(Figure data in JSON)
•••••
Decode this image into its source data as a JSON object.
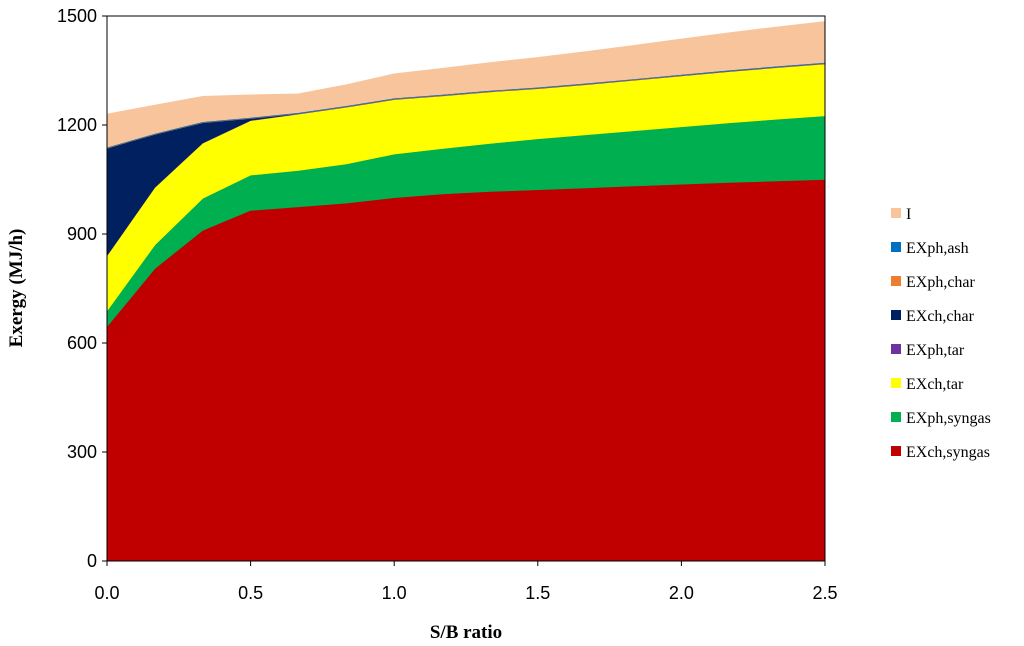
{
  "chart_data": {
    "type": "area",
    "stacked": true,
    "xlabel": "S/B ratio",
    "ylabel": "Exergy (MJ/h)",
    "xlim": [
      0,
      2.5
    ],
    "ylim": [
      0,
      1500
    ],
    "xticks": [
      "0.0",
      "0.5",
      "1.0",
      "1.5",
      "2.0",
      "2.5"
    ],
    "yticks": [
      "0",
      "300",
      "600",
      "900",
      "1200",
      "1500"
    ],
    "grid": false,
    "legend_position": "right",
    "x": [
      0,
      0.1667,
      0.3333,
      0.5,
      0.6667,
      0.8333,
      1.0,
      1.1667,
      1.3333,
      1.5,
      1.6667,
      1.8333,
      2.0,
      2.1667,
      2.3333,
      2.5
    ],
    "series": [
      {
        "name": "EXch,syngas",
        "color": "#c00000",
        "values": [
          645,
          805,
          910,
          965,
          975,
          985,
          1000,
          1010,
          1017,
          1022,
          1027,
          1032,
          1037,
          1042,
          1046,
          1050
        ]
      },
      {
        "name": "EXph,syngas",
        "color": "#00b050",
        "values": [
          43,
          65,
          88,
          97,
          100,
          108,
          120,
          125,
          132,
          140,
          146,
          152,
          158,
          164,
          170,
          175
        ]
      },
      {
        "name": "EXch,tar",
        "color": "#ffff00",
        "values": [
          152,
          158,
          152,
          150,
          155,
          156,
          150,
          145,
          142,
          138,
          138,
          139,
          140,
          141,
          142,
          143
        ]
      },
      {
        "name": "EXph,tar",
        "color": "#7030a0",
        "values": [
          1,
          1,
          1,
          1,
          1,
          1,
          1,
          1,
          1,
          1,
          1,
          1,
          1,
          1,
          1,
          1
        ]
      },
      {
        "name": "EXch,char",
        "color": "#002060",
        "values": [
          295,
          145,
          55,
          5,
          0,
          0,
          0,
          0,
          0,
          0,
          0,
          0,
          0,
          0,
          0,
          0
        ]
      },
      {
        "name": "EXph,char",
        "color": "#ed7d31",
        "values": [
          1,
          1,
          1,
          1,
          1,
          1,
          1,
          1,
          1,
          1,
          1,
          1,
          1,
          1,
          1,
          1
        ]
      },
      {
        "name": "EXph,ash",
        "color": "#0070c0",
        "values": [
          2,
          2,
          2,
          2,
          2,
          2,
          2,
          2,
          2,
          2,
          2,
          2,
          2,
          2,
          2,
          2
        ]
      },
      {
        "name": "I",
        "color": "#f8c49c",
        "values": [
          91,
          78,
          70,
          62,
          52,
          58,
          67,
          72,
          77,
          82,
          87,
          92,
          98,
          103,
          108,
          113
        ]
      }
    ],
    "legend_order": [
      "I",
      "EXph,ash",
      "EXph,char",
      "EXch,char",
      "EXph,tar",
      "EXch,tar",
      "EXph,syngas",
      "EXch,syngas"
    ]
  }
}
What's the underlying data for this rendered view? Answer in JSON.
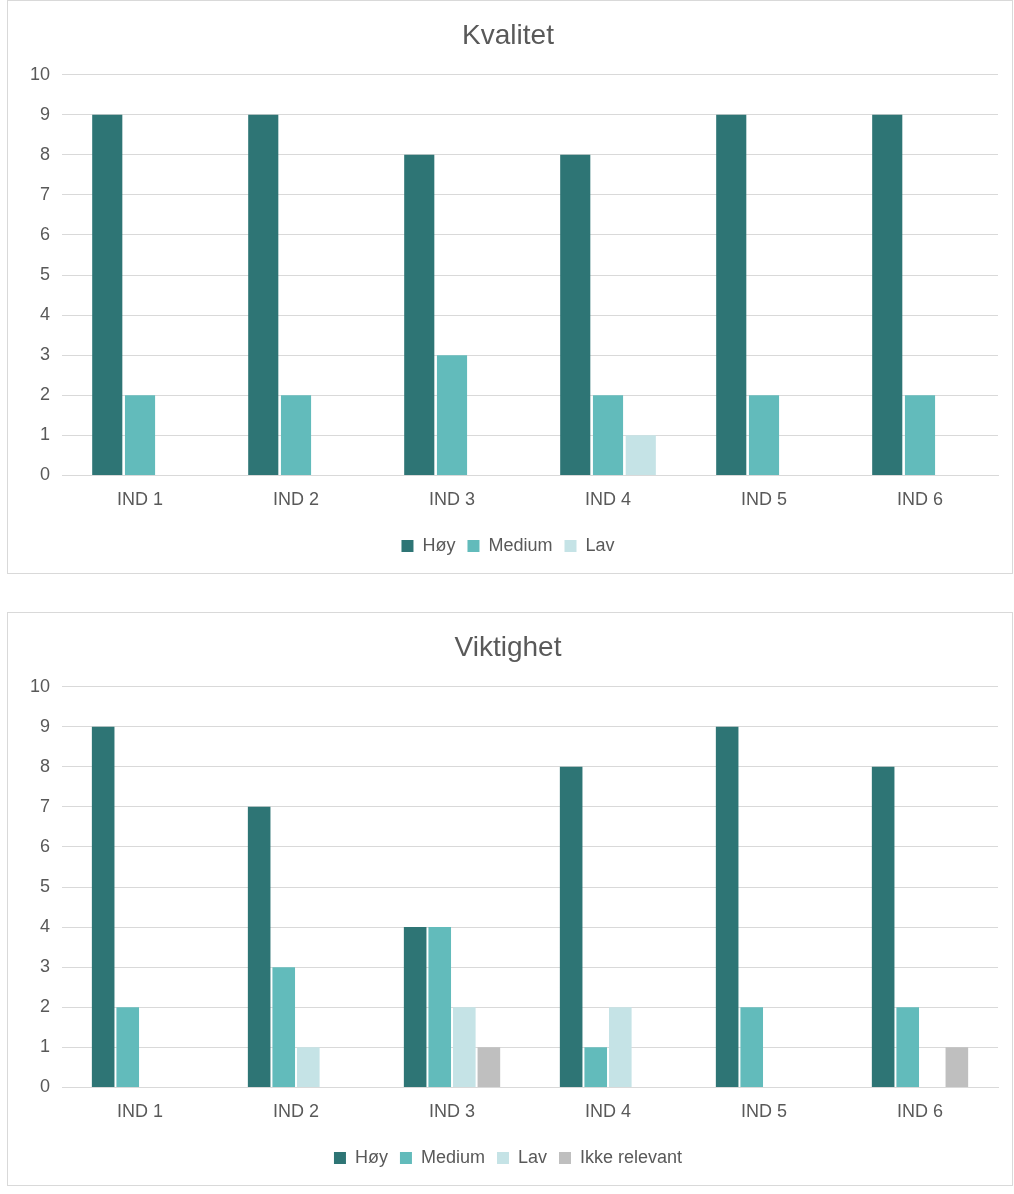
{
  "chart_data": [
    {
      "type": "bar",
      "title": "Kvalitet",
      "categories": [
        "IND 1",
        "IND 2",
        "IND 3",
        "IND 4",
        "IND 5",
        "IND 6"
      ],
      "series": [
        {
          "name": "Høy",
          "color": "#2e7575",
          "values": [
            9,
            9,
            8,
            8,
            9,
            9
          ]
        },
        {
          "name": "Medium",
          "color": "#62bbbb",
          "values": [
            2,
            2,
            3,
            2,
            2,
            2
          ]
        },
        {
          "name": "Lav",
          "color": "#c5e3e6",
          "values": [
            0,
            0,
            0,
            1,
            0,
            0
          ]
        }
      ],
      "ylim": [
        0,
        10
      ],
      "yticks": [
        0,
        1,
        2,
        3,
        4,
        5,
        6,
        7,
        8,
        9,
        10
      ],
      "grid": "y",
      "legend": "bottom"
    },
    {
      "type": "bar",
      "title": "Viktighet",
      "categories": [
        "IND 1",
        "IND 2",
        "IND 3",
        "IND 4",
        "IND 5",
        "IND 6"
      ],
      "series": [
        {
          "name": "Høy",
          "color": "#2e7575",
          "values": [
            9,
            7,
            4,
            8,
            9,
            8
          ]
        },
        {
          "name": "Medium",
          "color": "#62bbbb",
          "values": [
            2,
            3,
            4,
            1,
            2,
            2
          ]
        },
        {
          "name": "Lav",
          "color": "#c5e3e6",
          "values": [
            0,
            1,
            2,
            2,
            0,
            0
          ]
        },
        {
          "name": "Ikke relevant",
          "color": "#bfbfbf",
          "values": [
            0,
            0,
            1,
            0,
            0,
            1
          ]
        }
      ],
      "ylim": [
        0,
        10
      ],
      "yticks": [
        0,
        1,
        2,
        3,
        4,
        5,
        6,
        7,
        8,
        9,
        10
      ],
      "grid": "y",
      "legend": "bottom"
    }
  ]
}
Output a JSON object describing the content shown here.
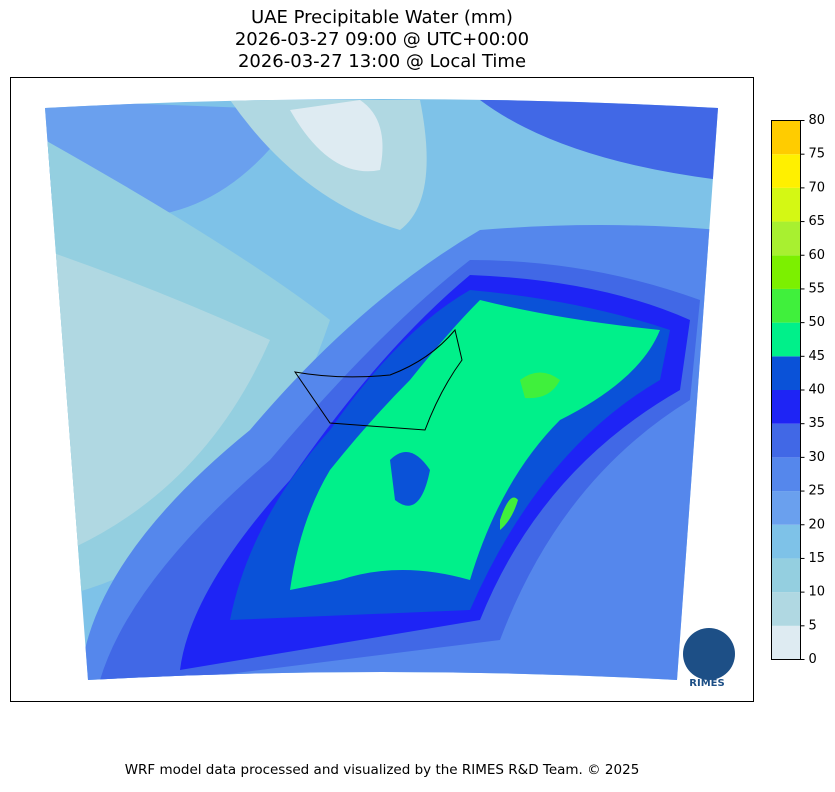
{
  "title": [
    "UAE Precipitable Water (mm)",
    "2026-03-27 09:00 @ UTC+00:00",
    "2026-03-27 13:00 @ Local Time"
  ],
  "colorbar": {
    "lim": [
      0,
      80
    ],
    "ticks": [
      0,
      5,
      10,
      15,
      20,
      25,
      30,
      35,
      40,
      45,
      50,
      55,
      60,
      65,
      70,
      75,
      80
    ],
    "colors": [
      "#deebf2",
      "#b0d8e2",
      "#94cfe0",
      "#7ec2e8",
      "#6aa0ee",
      "#5587ec",
      "#4168e6",
      "#1e24f5",
      "#0a52d8",
      "#00f08a",
      "#40f03c",
      "#7cf000",
      "#a8f030",
      "#d4f814",
      "#fff000",
      "#ffcc00"
    ]
  },
  "logo": "RIMES",
  "footer": "WRF model data processed and visualized by the RIMES R&D Team. © 2025"
}
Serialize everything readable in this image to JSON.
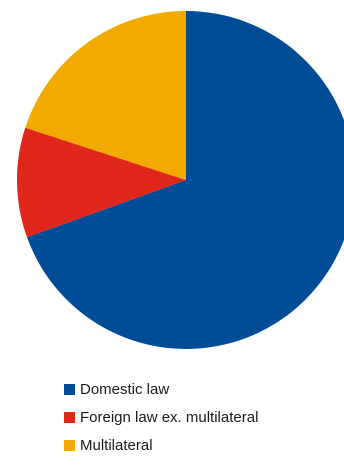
{
  "chart_data": {
    "type": "pie",
    "title": "",
    "start_angle_deg": 0,
    "direction": "clockwise",
    "legend_position": "bottom",
    "slices": [
      {
        "label": "Domestic law",
        "value": 69.5,
        "color": "#004C97"
      },
      {
        "label": "Foreign law ex. multilateral",
        "value": 10.5,
        "color": "#E1261C"
      },
      {
        "label": "Multilateral",
        "value": 20.0,
        "color": "#F2A900"
      }
    ]
  }
}
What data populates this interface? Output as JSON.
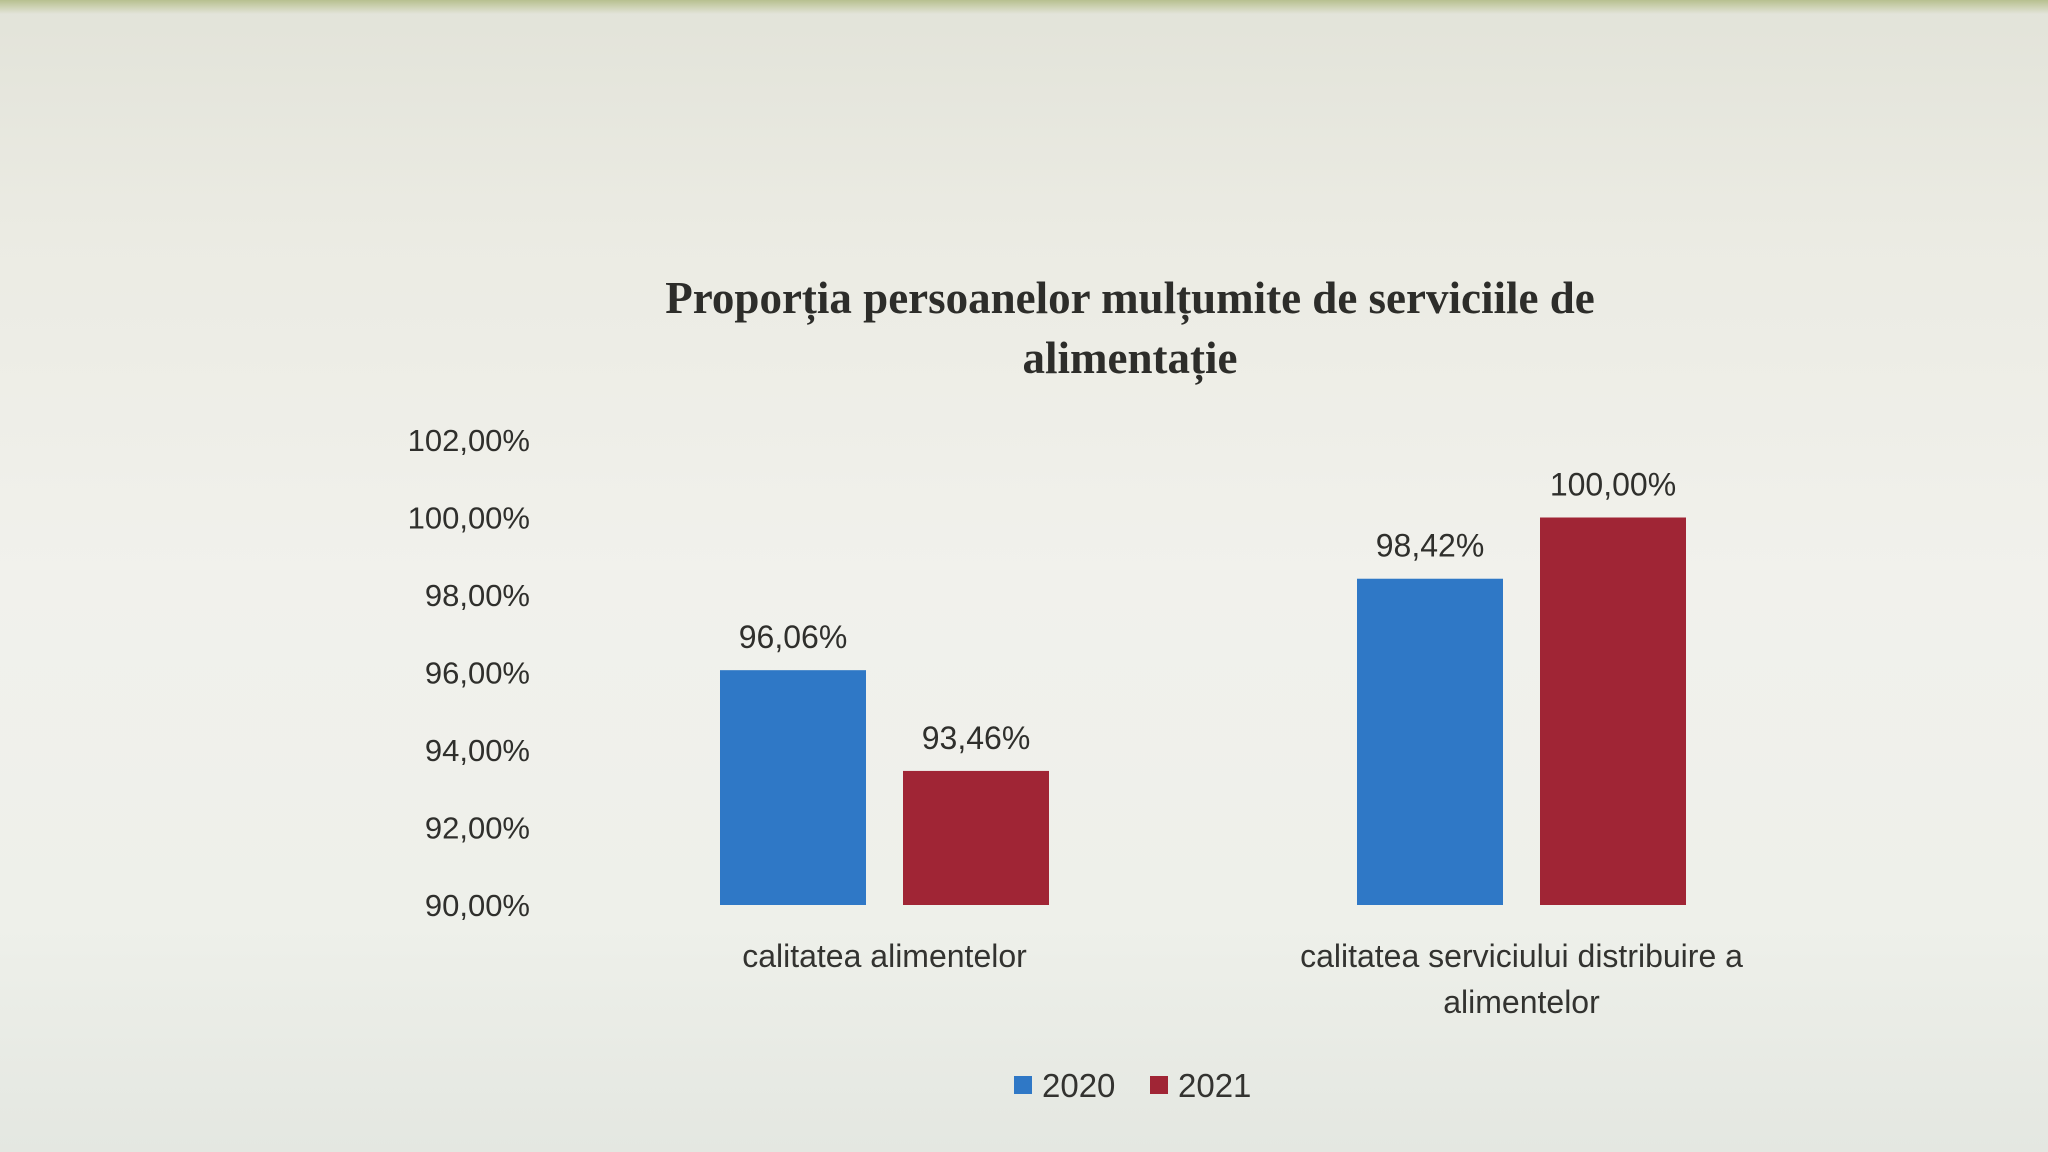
{
  "chart_data": {
    "type": "bar",
    "title_line1": "Proporția persoanelor mulțumite de serviciile de",
    "title_line2": "alimentație",
    "categories": [
      [
        "calitatea alimentelor"
      ],
      [
        "calitatea serviciului distribuire a",
        "alimentelor"
      ]
    ],
    "series": [
      {
        "name": "2020",
        "color": "#2f78c6",
        "values": [
          96.06,
          98.42
        ],
        "labels": [
          "96,06%",
          "98,42%"
        ]
      },
      {
        "name": "2021",
        "color": "#a02535",
        "values": [
          93.46,
          100.0
        ],
        "labels": [
          "93,46%",
          "100,00%"
        ]
      }
    ],
    "ylim": [
      90,
      102
    ],
    "y_ticks": [
      90,
      92,
      94,
      96,
      98,
      100,
      102
    ],
    "y_tick_labels": [
      "90,00%",
      "92,00%",
      "94,00%",
      "96,00%",
      "98,00%",
      "100,00%",
      "102,00%"
    ],
    "grid": false,
    "legend_position": "bottom"
  }
}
•••••
- Work to do: Retype everything in the material word for word, minus pictures.

- Full response:
Decode this image into its source data as a JSON object.
{
  "chart_data": {
    "type": "area",
    "stacked": true,
    "xlabel": "S/B ratio",
    "ylabel": "Exergy (MJ/h)",
    "xlim": [
      0,
      2.5
    ],
    "ylim": [
      0,
      1500
    ],
    "xticks": [
      "0.0",
      "0.5",
      "1.0",
      "1.5",
      "2.0",
      "2.5"
    ],
    "yticks": [
      "0",
      "300",
      "600",
      "900",
      "1200",
      "1500"
    ],
    "grid": false,
    "legend_position": "right",
    "x": [
      0,
      0.1667,
      0.3333,
      0.5,
      0.6667,
      0.8333,
      1.0,
      1.1667,
      1.3333,
      1.5,
      1.6667,
      1.8333,
      2.0,
      2.1667,
      2.3333,
      2.5
    ],
    "series": [
      {
        "name": "EXch,syngas",
        "color": "#c00000",
        "values": [
          645,
          805,
          910,
          965,
          975,
          985,
          1000,
          1010,
          1017,
          1022,
          1027,
          1032,
          1037,
          1042,
          1046,
          1050
        ]
      },
      {
        "name": "EXph,syngas",
        "color": "#00b050",
        "values": [
          43,
          65,
          88,
          97,
          100,
          108,
          120,
          125,
          132,
          140,
          146,
          152,
          158,
          164,
          170,
          175
        ]
      },
      {
        "name": "EXch,tar",
        "color": "#ffff00",
        "values": [
          152,
          158,
          152,
          150,
          155,
          156,
          150,
          145,
          142,
          138,
          138,
          139,
          140,
          141,
          142,
          143
        ]
      },
      {
        "name": "EXph,tar",
        "color": "#7030a0",
        "values": [
          1,
          1,
          1,
          1,
          1,
          1,
          1,
          1,
          1,
          1,
          1,
          1,
          1,
          1,
          1,
          1
        ]
      },
      {
        "name": "EXch,char",
        "color": "#002060",
        "values": [
          295,
          145,
          55,
          5,
          0,
          0,
          0,
          0,
          0,
          0,
          0,
          0,
          0,
          0,
          0,
          0
        ]
      },
      {
        "name": "EXph,char",
        "color": "#ed7d31",
        "values": [
          1,
          1,
          1,
          1,
          1,
          1,
          1,
          1,
          1,
          1,
          1,
          1,
          1,
          1,
          1,
          1
        ]
      },
      {
        "name": "EXph,ash",
        "color": "#0070c0",
        "values": [
          2,
          2,
          2,
          2,
          2,
          2,
          2,
          2,
          2,
          2,
          2,
          2,
          2,
          2,
          2,
          2
        ]
      },
      {
        "name": "I",
        "color": "#f8c49c",
        "values": [
          91,
          78,
          70,
          62,
          52,
          58,
          67,
          72,
          77,
          82,
          87,
          92,
          98,
          103,
          108,
          113
        ]
      }
    ],
    "legend_order": [
      "I",
      "EXph,ash",
      "EXph,char",
      "EXch,char",
      "EXph,tar",
      "EXch,tar",
      "EXph,syngas",
      "EXch,syngas"
    ]
  }
}
What's the underlying data for this rendered view? Answer in JSON.
{
  "chart_data": [
    {
      "type": "bar",
      "title": "Kvalitet",
      "categories": [
        "IND 1",
        "IND 2",
        "IND 3",
        "IND 4",
        "IND 5",
        "IND 6"
      ],
      "series": [
        {
          "name": "Høy",
          "color": "#2e7575",
          "values": [
            9,
            9,
            8,
            8,
            9,
            9
          ]
        },
        {
          "name": "Medium",
          "color": "#62bbbb",
          "values": [
            2,
            2,
            3,
            2,
            2,
            2
          ]
        },
        {
          "name": "Lav",
          "color": "#c5e3e6",
          "values": [
            0,
            0,
            0,
            1,
            0,
            0
          ]
        }
      ],
      "ylim": [
        0,
        10
      ],
      "yticks": [
        0,
        1,
        2,
        3,
        4,
        5,
        6,
        7,
        8,
        9,
        10
      ],
      "grid": "y",
      "legend": "bottom"
    },
    {
      "type": "bar",
      "title": "Viktighet",
      "categories": [
        "IND 1",
        "IND 2",
        "IND 3",
        "IND 4",
        "IND 5",
        "IND 6"
      ],
      "series": [
        {
          "name": "Høy",
          "color": "#2e7575",
          "values": [
            9,
            7,
            4,
            8,
            9,
            8
          ]
        },
        {
          "name": "Medium",
          "color": "#62bbbb",
          "values": [
            2,
            3,
            4,
            1,
            2,
            2
          ]
        },
        {
          "name": "Lav",
          "color": "#c5e3e6",
          "values": [
            0,
            1,
            2,
            2,
            0,
            0
          ]
        },
        {
          "name": "Ikke relevant",
          "color": "#bfbfbf",
          "values": [
            0,
            0,
            1,
            0,
            0,
            1
          ]
        }
      ],
      "ylim": [
        0,
        10
      ],
      "yticks": [
        0,
        1,
        2,
        3,
        4,
        5,
        6,
        7,
        8,
        9,
        10
      ],
      "grid": "y",
      "legend": "bottom"
    }
  ]
}
Output a JSON object describing the content shown here.
{
  "title": [
    "UAE Precipitable Water (mm)",
    "2026-03-27 09:00 @ UTC+00:00",
    "2026-03-27 13:00 @ Local Time"
  ],
  "colorbar": {
    "lim": [
      0,
      80
    ],
    "ticks": [
      0,
      5,
      10,
      15,
      20,
      25,
      30,
      35,
      40,
      45,
      50,
      55,
      60,
      65,
      70,
      75,
      80
    ],
    "colors": [
      "#deebf2",
      "#b0d8e2",
      "#94cfe0",
      "#7ec2e8",
      "#6aa0ee",
      "#5587ec",
      "#4168e6",
      "#1e24f5",
      "#0a52d8",
      "#00f08a",
      "#40f03c",
      "#7cf000",
      "#a8f030",
      "#d4f814",
      "#fff000",
      "#ffcc00"
    ]
  },
  "logo": "RIMES",
  "footer": "WRF model data processed and visualized by the RIMES R&D Team. © 2025"
}
Serialize everything readable in this image to JSON.
{
  "chart_data": {
    "type": "pie",
    "title": "",
    "start_angle_deg": 0,
    "direction": "clockwise",
    "legend_position": "bottom",
    "slices": [
      {
        "label": "Domestic law",
        "value": 69.5,
        "color": "#004C97"
      },
      {
        "label": "Foreign law ex. multilateral",
        "value": 10.5,
        "color": "#E1261C"
      },
      {
        "label": "Multilateral",
        "value": 20.0,
        "color": "#F2A900"
      }
    ]
  }
}
What data populates this interface? Output as JSON.
{
  "chart_data": {
    "type": "bar",
    "title_line1": "Proporția persoanelor mulțumite de serviciile de",
    "title_line2": "alimentație",
    "categories": [
      [
        "calitatea alimentelor"
      ],
      [
        "calitatea serviciului distribuire a",
        "alimentelor"
      ]
    ],
    "series": [
      {
        "name": "2020",
        "color": "#2f78c6",
        "values": [
          96.06,
          98.42
        ],
        "labels": [
          "96,06%",
          "98,42%"
        ]
      },
      {
        "name": "2021",
        "color": "#a02535",
        "values": [
          93.46,
          100.0
        ],
        "labels": [
          "93,46%",
          "100,00%"
        ]
      }
    ],
    "ylim": [
      90,
      102
    ],
    "y_ticks": [
      90,
      92,
      94,
      96,
      98,
      100,
      102
    ],
    "y_tick_labels": [
      "90,00%",
      "92,00%",
      "94,00%",
      "96,00%",
      "98,00%",
      "100,00%",
      "102,00%"
    ],
    "grid": false,
    "legend_position": "bottom"
  }
}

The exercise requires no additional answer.